◆ WHAT TO WORK ON ◆
Drop the pictures from the entries below, then reproduce the rest exactly.

◆ Dataset excerpts ◆

□ □ □ □ □

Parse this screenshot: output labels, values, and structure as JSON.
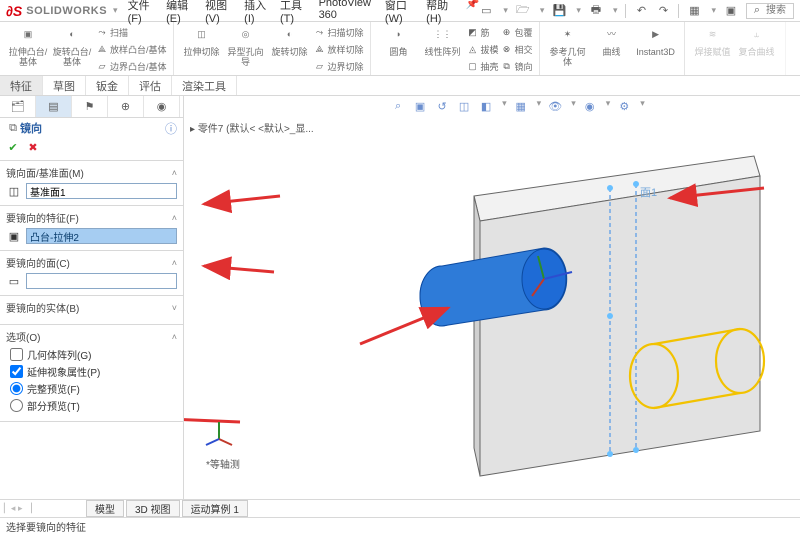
{
  "app": {
    "brand_prefix": "S",
    "brand_name": "SOLIDWORKS"
  },
  "menu": {
    "file": "文件(F)",
    "edit": "编辑(E)",
    "view": "视图(V)",
    "insert": "插入(I)",
    "tools": "工具(T)",
    "pv360": "PhotoView 360",
    "window": "窗口(W)",
    "help": "帮助(H)"
  },
  "search": {
    "placeholder": "搜索",
    "prefix": "⌕"
  },
  "ribbon": {
    "g1a": "拉伸凸台/基体",
    "g1b": "旋转凸台/基体",
    "g1s1": "扫描",
    "g1s2": "放样凸台/基体",
    "g1s3": "边界凸台/基体",
    "g2a": "拉伸切除",
    "g2b": "异型孔向导",
    "g2c": "旋转切除",
    "g2s1": "扫描切除",
    "g2s2": "放样切除",
    "g2s3": "边界切除",
    "g3a": "圆角",
    "g3b": "线性阵列",
    "g3s1": "筋",
    "g3s2": "拔模",
    "g3s3": "抽壳",
    "g3s4": "包覆",
    "g3s5": "相交",
    "g3s6": "镜向",
    "g4a": "参考几何体",
    "g4b": "曲线",
    "g4c": "Instant3D",
    "g5a": "焊接赋值",
    "g5b": "复合曲线"
  },
  "ftabs": {
    "feature": "特征",
    "sketch": "草图",
    "sheetmetal": "钣金",
    "evaluate": "评估",
    "render": "渲染工具"
  },
  "breadcrumb": "零件7  (默认< <默认>_显...",
  "pm": {
    "title": "镜向",
    "sec_mirror_plane": "镜向面/基准面(M)",
    "mirror_plane_val": "基准面1",
    "sec_features": "要镜向的特征(F)",
    "feature_val": "凸台-拉伸2",
    "sec_faces": "要镜向的面(C)",
    "faces_val": "",
    "sec_bodies": "要镜向的实体(B)",
    "sec_options": "选项(O)",
    "opt_geom_pattern": "几何体阵列(G)",
    "opt_propagate": "延伸视象属性(P)",
    "opt_full": "完整预览(F)",
    "opt_partial": "部分预览(T)"
  },
  "viewport": {
    "view_name": "*等轴测",
    "face_label": "面1"
  },
  "bottom": {
    "model": "模型",
    "view3d": "3D 视图",
    "motion": "运动算例 1"
  },
  "status": "选择要镜向的特征"
}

□ □ □ □ □

◆ TASK ANSWER ◆
Parse this screenshot: output labels, values, and structure as JSON.
{
  "app": {
    "brand_prefix": "S",
    "brand_name": "SOLIDWORKS"
  },
  "menu": {
    "file": "文件(F)",
    "edit": "编辑(E)",
    "view": "视图(V)",
    "insert": "插入(I)",
    "tools": "工具(T)",
    "pv360": "PhotoView 360",
    "window": "窗口(W)",
    "help": "帮助(H)"
  },
  "search": {
    "placeholder": "搜索",
    "prefix": "⌕"
  },
  "ribbon": {
    "g1a": "拉伸凸台/基体",
    "g1b": "旋转凸台/基体",
    "g1s1": "扫描",
    "g1s2": "放样凸台/基体",
    "g1s3": "边界凸台/基体",
    "g2a": "拉伸切除",
    "g2b": "异型孔向导",
    "g2c": "旋转切除",
    "g2s1": "扫描切除",
    "g2s2": "放样切除",
    "g2s3": "边界切除",
    "g3a": "圆角",
    "g3b": "线性阵列",
    "g3s1": "筋",
    "g3s2": "拔模",
    "g3s3": "抽壳",
    "g3s4": "包覆",
    "g3s5": "相交",
    "g3s6": "镜向",
    "g4a": "参考几何体",
    "g4b": "曲线",
    "g4c": "Instant3D",
    "g5a": "焊接赋值",
    "g5b": "复合曲线"
  },
  "ftabs": {
    "feature": "特征",
    "sketch": "草图",
    "sheetmetal": "钣金",
    "evaluate": "评估",
    "render": "渲染工具"
  },
  "breadcrumb": "零件7  (默认< <默认>_显...",
  "pm": {
    "title": "镜向",
    "sec_mirror_plane": "镜向面/基准面(M)",
    "mirror_plane_val": "基准面1",
    "sec_features": "要镜向的特征(F)",
    "feature_val": "凸台-拉伸2",
    "sec_faces": "要镜向的面(C)",
    "faces_val": "",
    "sec_bodies": "要镜向的实体(B)",
    "sec_options": "选项(O)",
    "opt_geom_pattern": "几何体阵列(G)",
    "opt_propagate": "延伸视象属性(P)",
    "opt_full": "完整预览(F)",
    "opt_partial": "部分预览(T)"
  },
  "viewport": {
    "view_name": "*等轴测",
    "face_label": "面1"
  },
  "bottom": {
    "model": "模型",
    "view3d": "3D 视图",
    "motion": "运动算例 1"
  },
  "status": "选择要镜向的特征"
}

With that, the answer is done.